Rewrite the lines between the one containing "candle-body xyxy=(12,387,14,406)" and the one containing "open-value: 8150.98 xyxy=(312,22,357,36)", inclusive, as a numbered list with any blank lines omitted.

# # #

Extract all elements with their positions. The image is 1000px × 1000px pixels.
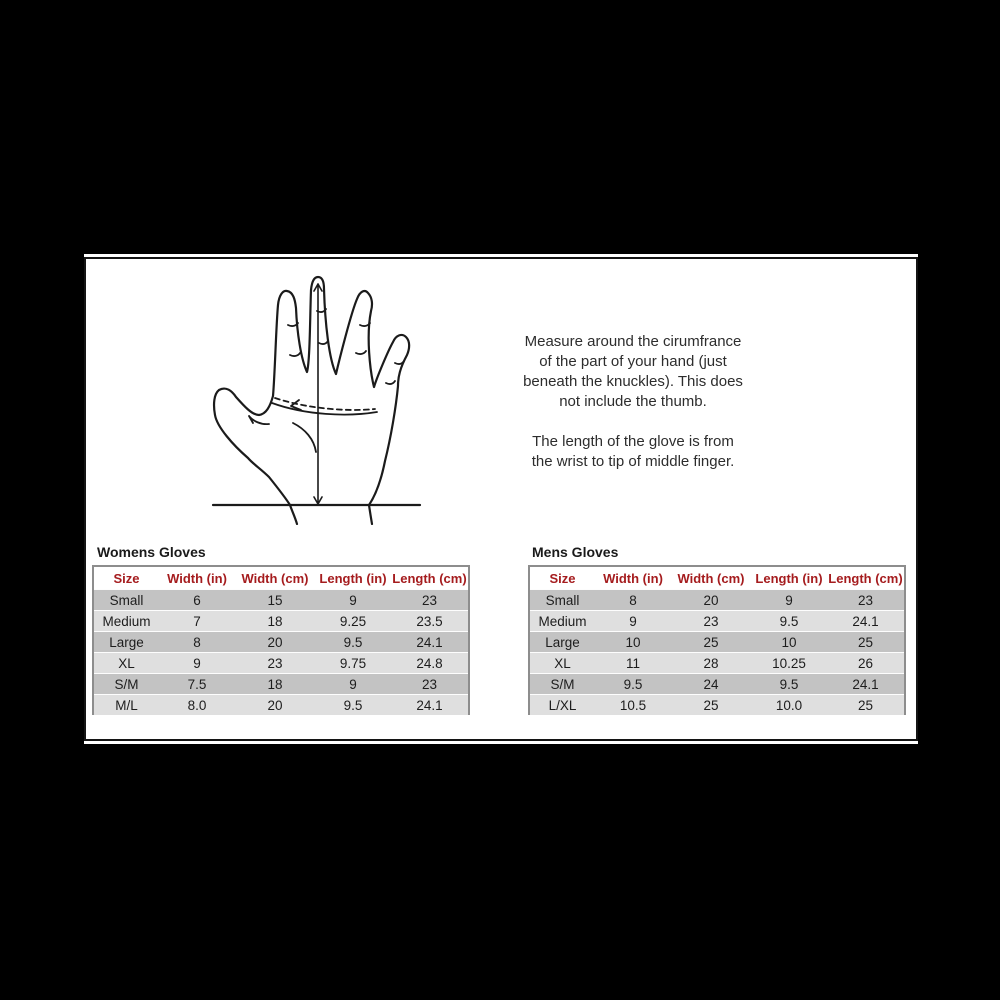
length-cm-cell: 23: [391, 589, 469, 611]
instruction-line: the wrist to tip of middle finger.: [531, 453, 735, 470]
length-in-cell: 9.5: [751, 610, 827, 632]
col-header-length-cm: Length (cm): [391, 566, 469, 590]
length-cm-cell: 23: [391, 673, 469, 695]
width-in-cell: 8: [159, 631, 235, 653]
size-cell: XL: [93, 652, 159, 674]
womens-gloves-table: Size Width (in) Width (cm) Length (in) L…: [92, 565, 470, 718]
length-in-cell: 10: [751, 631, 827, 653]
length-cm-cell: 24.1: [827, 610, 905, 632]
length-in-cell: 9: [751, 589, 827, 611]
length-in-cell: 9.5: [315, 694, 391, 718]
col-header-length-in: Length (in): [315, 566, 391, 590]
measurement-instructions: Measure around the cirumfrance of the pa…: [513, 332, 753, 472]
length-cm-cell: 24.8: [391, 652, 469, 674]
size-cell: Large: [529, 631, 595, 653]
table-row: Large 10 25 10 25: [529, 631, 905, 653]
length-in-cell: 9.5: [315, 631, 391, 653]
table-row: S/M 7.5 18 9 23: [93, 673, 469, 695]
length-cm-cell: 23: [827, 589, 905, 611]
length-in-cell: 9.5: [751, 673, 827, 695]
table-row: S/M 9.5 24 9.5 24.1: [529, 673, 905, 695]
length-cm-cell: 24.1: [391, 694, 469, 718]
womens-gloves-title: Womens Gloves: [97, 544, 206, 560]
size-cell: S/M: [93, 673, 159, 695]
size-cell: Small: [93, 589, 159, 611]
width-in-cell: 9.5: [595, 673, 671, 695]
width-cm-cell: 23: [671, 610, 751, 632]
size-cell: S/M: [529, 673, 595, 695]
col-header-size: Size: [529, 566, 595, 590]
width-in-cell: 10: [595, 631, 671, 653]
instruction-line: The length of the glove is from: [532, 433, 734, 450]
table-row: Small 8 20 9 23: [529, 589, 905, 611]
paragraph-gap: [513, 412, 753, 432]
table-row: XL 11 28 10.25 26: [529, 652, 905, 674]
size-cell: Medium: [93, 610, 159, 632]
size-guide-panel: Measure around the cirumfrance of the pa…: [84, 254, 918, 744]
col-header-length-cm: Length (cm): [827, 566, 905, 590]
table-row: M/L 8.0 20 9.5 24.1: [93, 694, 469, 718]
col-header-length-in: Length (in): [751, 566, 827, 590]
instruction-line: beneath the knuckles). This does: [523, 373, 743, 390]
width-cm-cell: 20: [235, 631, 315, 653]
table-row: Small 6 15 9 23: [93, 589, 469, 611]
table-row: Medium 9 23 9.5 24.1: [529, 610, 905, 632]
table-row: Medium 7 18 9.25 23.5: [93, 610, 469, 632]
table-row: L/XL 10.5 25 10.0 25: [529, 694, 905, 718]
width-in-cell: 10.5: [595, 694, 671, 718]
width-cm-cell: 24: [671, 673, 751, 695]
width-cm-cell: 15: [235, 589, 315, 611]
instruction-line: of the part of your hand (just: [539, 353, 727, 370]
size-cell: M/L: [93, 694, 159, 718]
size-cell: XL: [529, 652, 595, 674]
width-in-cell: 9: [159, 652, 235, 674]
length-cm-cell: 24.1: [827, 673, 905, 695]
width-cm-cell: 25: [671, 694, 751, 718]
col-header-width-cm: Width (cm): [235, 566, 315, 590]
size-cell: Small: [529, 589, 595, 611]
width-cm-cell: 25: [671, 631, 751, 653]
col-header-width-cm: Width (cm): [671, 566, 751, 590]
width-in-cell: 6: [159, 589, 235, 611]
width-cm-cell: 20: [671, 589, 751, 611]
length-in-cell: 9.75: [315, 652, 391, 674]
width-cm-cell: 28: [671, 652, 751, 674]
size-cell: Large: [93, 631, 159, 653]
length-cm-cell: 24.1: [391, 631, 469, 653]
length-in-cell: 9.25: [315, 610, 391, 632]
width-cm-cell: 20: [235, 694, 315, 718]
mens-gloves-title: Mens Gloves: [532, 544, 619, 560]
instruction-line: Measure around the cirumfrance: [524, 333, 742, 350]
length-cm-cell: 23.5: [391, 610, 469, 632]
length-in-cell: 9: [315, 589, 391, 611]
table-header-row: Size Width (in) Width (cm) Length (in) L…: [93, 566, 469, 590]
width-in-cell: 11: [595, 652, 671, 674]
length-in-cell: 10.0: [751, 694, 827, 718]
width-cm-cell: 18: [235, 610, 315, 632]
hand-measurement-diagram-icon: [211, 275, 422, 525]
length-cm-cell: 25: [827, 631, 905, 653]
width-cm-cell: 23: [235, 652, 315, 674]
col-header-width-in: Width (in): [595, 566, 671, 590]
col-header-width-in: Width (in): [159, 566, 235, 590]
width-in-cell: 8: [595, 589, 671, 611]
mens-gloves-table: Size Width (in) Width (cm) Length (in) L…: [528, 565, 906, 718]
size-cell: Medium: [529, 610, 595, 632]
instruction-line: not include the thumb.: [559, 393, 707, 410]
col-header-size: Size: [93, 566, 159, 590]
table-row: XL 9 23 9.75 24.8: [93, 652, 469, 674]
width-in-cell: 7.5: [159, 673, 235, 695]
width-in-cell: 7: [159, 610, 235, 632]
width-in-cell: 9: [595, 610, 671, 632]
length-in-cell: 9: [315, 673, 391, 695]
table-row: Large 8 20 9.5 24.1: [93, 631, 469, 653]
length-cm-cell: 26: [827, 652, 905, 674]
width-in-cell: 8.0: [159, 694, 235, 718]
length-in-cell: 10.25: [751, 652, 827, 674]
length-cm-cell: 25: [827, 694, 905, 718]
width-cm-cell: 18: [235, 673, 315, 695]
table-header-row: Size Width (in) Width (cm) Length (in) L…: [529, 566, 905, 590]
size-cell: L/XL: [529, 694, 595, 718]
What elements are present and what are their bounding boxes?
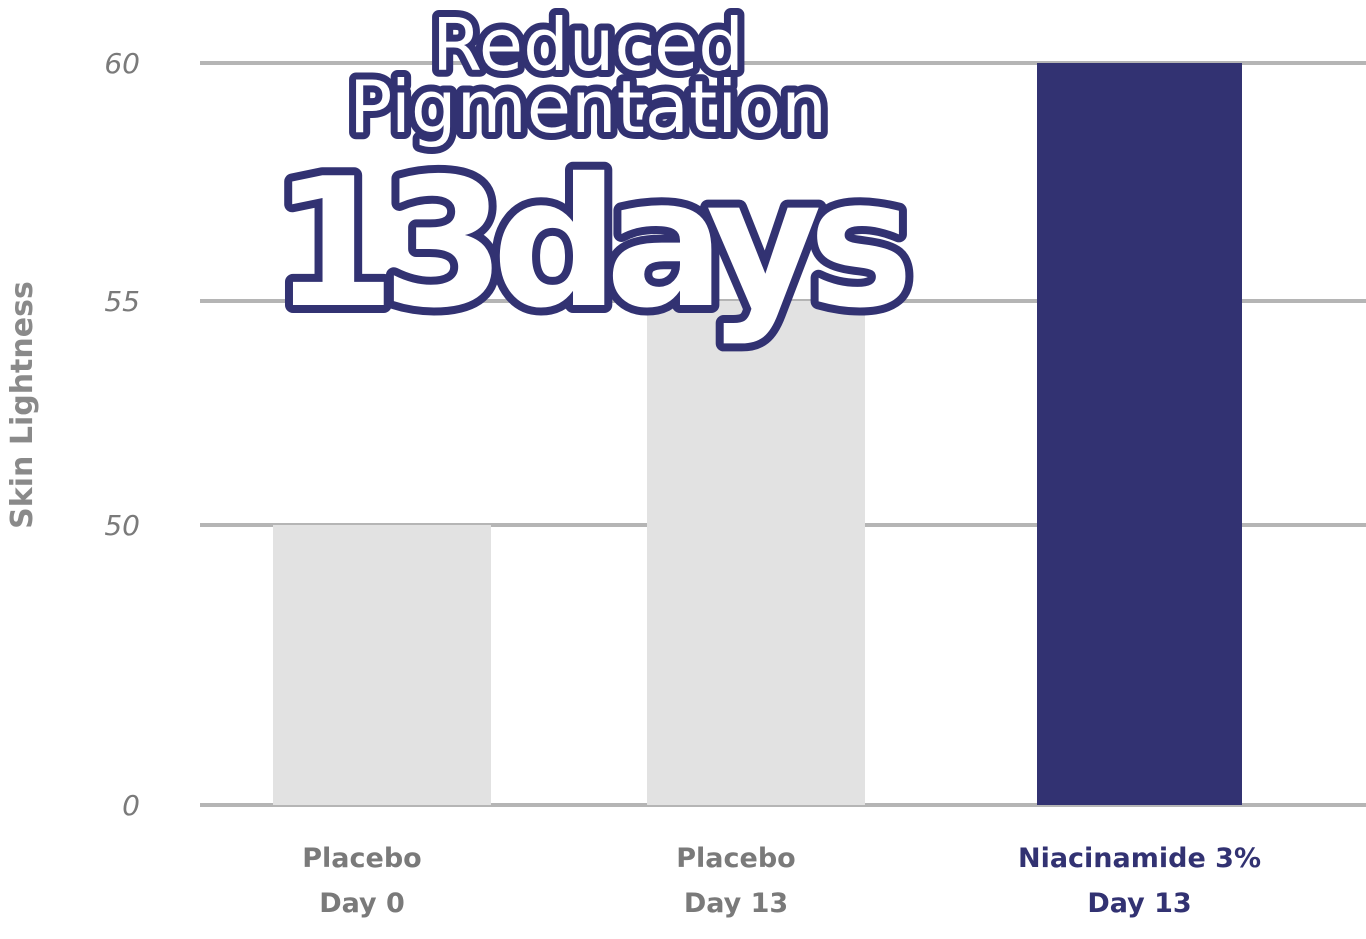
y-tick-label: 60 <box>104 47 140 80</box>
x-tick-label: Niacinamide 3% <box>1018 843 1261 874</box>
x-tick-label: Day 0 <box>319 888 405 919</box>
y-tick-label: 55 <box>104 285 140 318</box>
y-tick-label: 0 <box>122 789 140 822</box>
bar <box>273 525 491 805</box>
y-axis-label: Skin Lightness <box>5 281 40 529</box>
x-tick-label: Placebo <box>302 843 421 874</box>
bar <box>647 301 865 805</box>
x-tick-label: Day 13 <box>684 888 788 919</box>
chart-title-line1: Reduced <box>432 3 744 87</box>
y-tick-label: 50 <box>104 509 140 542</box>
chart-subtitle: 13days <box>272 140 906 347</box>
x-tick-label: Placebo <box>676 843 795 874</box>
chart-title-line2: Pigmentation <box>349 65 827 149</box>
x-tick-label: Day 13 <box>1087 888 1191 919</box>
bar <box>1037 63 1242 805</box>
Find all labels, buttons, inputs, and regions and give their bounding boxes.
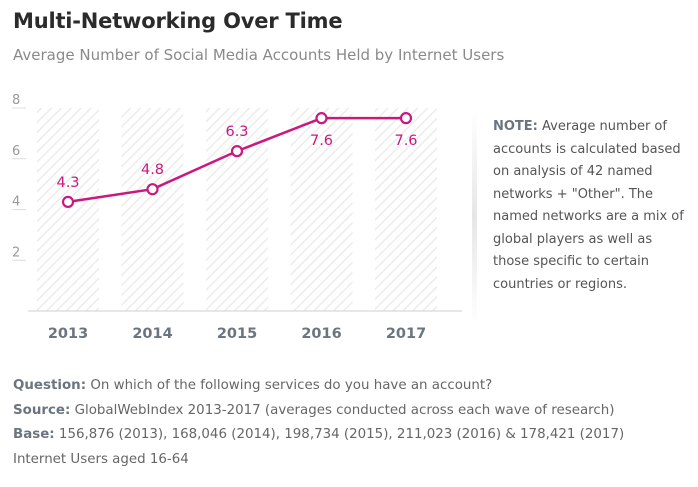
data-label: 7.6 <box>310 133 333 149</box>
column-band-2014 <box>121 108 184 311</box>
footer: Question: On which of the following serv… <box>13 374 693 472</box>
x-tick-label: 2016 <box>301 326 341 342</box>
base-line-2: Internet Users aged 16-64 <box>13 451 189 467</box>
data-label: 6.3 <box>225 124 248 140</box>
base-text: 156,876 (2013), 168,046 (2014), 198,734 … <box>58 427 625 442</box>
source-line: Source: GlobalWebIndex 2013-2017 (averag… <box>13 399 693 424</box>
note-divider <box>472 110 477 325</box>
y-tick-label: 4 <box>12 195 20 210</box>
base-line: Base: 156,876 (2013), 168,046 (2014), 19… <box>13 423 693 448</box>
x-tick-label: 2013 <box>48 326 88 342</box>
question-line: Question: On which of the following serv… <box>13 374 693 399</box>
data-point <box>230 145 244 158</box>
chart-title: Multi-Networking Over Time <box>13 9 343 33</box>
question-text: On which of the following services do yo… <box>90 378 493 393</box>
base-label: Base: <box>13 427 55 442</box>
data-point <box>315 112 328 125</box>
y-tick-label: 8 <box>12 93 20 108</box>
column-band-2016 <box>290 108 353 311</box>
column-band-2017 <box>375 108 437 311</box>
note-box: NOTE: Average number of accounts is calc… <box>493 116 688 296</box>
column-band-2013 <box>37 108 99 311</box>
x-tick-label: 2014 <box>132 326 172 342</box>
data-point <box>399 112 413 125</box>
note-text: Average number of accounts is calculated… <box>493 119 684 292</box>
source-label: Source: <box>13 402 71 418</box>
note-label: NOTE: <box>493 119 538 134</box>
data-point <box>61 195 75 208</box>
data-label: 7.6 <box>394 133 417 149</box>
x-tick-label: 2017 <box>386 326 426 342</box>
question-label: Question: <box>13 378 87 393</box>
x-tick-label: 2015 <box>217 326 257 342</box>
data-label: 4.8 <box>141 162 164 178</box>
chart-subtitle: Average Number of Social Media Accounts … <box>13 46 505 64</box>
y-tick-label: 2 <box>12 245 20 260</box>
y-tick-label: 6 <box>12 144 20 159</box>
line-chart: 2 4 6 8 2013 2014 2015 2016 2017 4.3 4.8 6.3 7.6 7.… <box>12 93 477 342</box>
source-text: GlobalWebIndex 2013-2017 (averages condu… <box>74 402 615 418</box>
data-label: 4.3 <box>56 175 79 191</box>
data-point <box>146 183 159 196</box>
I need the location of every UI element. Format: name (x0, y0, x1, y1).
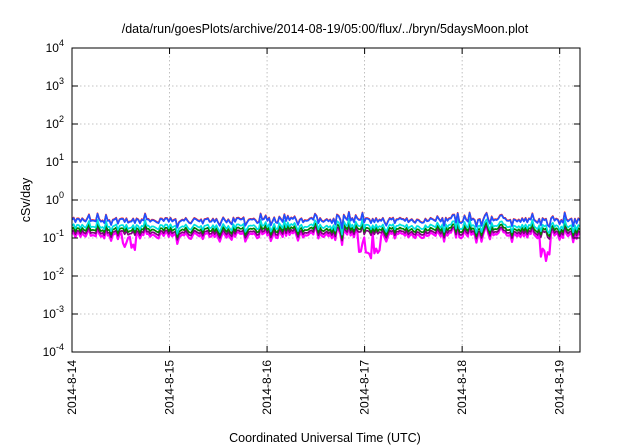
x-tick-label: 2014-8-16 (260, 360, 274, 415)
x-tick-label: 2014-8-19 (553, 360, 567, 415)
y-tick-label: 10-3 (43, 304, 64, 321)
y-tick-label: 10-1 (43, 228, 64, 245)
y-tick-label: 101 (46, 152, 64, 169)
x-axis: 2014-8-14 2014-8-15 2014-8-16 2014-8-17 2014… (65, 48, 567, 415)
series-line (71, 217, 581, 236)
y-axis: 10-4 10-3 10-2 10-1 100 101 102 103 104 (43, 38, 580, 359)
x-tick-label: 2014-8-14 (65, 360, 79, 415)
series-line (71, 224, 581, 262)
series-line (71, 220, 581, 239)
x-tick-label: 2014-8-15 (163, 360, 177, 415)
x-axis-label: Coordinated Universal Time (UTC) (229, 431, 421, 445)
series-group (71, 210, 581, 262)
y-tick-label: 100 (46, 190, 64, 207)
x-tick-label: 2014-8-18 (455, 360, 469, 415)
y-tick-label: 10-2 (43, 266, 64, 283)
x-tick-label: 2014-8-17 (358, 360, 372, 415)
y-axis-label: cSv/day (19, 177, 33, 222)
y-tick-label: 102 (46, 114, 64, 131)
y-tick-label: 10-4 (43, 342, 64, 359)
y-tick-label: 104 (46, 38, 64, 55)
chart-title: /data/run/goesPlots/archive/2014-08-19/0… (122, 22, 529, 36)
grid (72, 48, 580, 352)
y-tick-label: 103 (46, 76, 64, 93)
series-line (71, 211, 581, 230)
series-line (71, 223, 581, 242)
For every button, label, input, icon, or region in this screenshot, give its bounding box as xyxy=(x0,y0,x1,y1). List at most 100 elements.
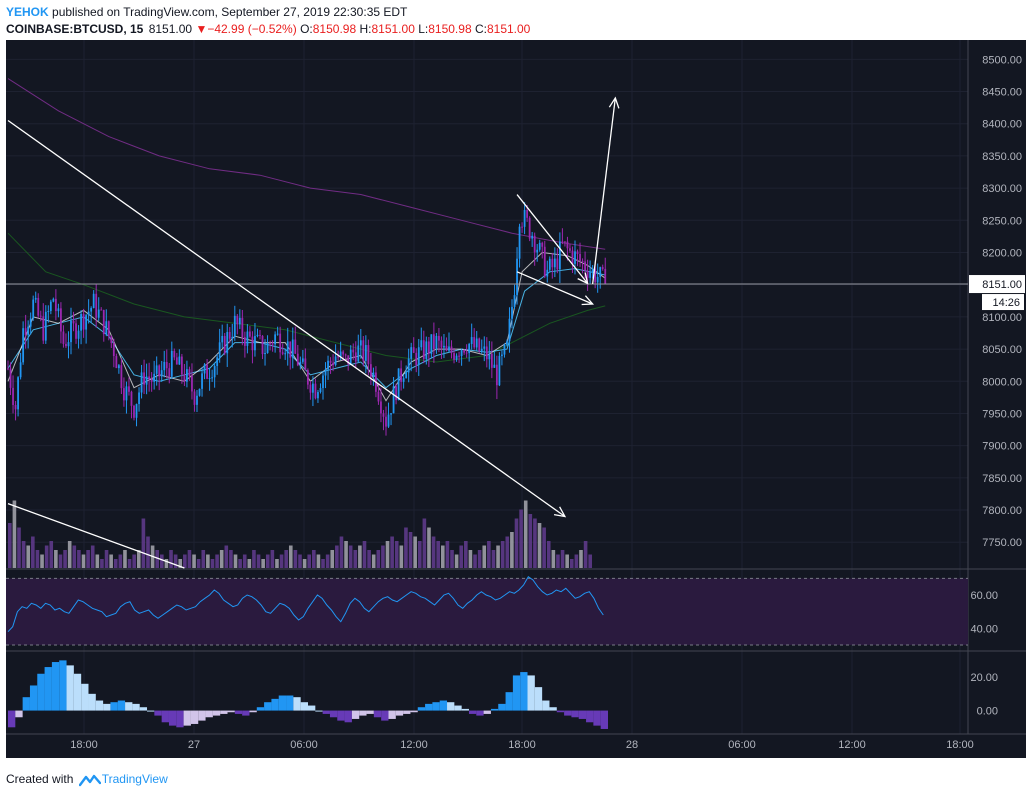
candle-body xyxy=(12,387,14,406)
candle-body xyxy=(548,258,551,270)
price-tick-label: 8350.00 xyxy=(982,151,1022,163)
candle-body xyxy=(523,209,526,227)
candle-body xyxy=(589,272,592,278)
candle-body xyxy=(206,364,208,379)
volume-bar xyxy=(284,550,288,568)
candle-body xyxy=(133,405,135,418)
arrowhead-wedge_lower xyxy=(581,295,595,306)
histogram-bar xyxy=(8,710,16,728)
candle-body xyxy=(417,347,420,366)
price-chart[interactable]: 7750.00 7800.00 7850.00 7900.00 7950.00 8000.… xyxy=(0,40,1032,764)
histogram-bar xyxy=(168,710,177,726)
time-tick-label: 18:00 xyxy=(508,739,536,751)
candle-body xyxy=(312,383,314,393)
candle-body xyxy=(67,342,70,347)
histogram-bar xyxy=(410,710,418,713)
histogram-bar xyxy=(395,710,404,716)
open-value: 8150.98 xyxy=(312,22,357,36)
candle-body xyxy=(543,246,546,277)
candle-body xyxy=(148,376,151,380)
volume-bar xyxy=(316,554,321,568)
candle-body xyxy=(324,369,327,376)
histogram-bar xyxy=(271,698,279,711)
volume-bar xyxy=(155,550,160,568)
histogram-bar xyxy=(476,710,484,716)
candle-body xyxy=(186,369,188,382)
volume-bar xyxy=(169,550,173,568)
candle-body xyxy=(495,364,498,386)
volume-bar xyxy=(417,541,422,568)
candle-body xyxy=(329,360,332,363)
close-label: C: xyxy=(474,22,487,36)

# # #

Answer below >>
1. candle-body xyxy=(12,387,14,406)
2. candle-body xyxy=(548,258,551,270)
3. price-tick-label: 8350.00 xyxy=(982,151,1022,163)
4. candle-body xyxy=(523,209,526,227)
5. candle-body xyxy=(589,272,592,278)
6. candle-body xyxy=(206,364,208,379)
7. volume-bar xyxy=(284,550,288,568)
8. candle-body xyxy=(133,405,135,418)
9. arrowhead-wedge_lower xyxy=(581,295,595,306)
10. histogram-bar xyxy=(8,710,16,728)
11. candle-body xyxy=(417,347,420,366)
12. price-chart[interactable]: 7750.00 7800.00 7850.00 7900.00 7950.00 8000.… xyxy=(0,40,1032,764)
13. histogram-bar xyxy=(168,710,177,726)
14. time-tick-label: 18:00 xyxy=(508,739,536,751)
15. candle-body xyxy=(312,383,314,393)
16. candle-body xyxy=(67,342,70,347)
17. histogram-bar xyxy=(410,710,418,713)
18. histogram-bar xyxy=(395,710,404,716)
19. open-value: 8150.98 xyxy=(312,22,357,36)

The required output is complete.